Problem to solve: Copy every line of the records below that holds the word "Описание".
** start of Records supplied **
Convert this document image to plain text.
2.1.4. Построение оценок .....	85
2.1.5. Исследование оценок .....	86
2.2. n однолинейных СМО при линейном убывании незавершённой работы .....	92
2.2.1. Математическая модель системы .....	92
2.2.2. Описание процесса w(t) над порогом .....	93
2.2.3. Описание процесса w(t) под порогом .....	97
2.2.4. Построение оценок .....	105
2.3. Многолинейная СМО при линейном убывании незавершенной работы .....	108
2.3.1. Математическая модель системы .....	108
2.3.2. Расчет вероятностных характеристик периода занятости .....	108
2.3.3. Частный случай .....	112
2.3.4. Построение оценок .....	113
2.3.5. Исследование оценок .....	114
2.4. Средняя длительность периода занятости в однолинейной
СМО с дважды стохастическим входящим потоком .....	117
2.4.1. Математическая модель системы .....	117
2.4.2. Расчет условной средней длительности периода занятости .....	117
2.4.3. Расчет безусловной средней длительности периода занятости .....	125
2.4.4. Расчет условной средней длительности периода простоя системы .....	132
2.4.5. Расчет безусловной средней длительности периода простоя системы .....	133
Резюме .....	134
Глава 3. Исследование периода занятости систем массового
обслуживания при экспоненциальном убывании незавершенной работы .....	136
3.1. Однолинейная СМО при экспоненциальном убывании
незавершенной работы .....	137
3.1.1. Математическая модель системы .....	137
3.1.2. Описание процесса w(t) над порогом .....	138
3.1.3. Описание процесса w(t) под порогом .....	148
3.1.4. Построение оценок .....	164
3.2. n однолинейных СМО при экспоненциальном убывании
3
** end of Records supplied **
Answer to this task:
2.2.2. Описание процесса w(t) над порогом .....	93
2.2.3. Описание процесса w(t) под порогом .....	97
3.1.2. Описание процесса w(t) над порогом .....	138
3.1.3. Описание процесса w(t) под порогом .....	148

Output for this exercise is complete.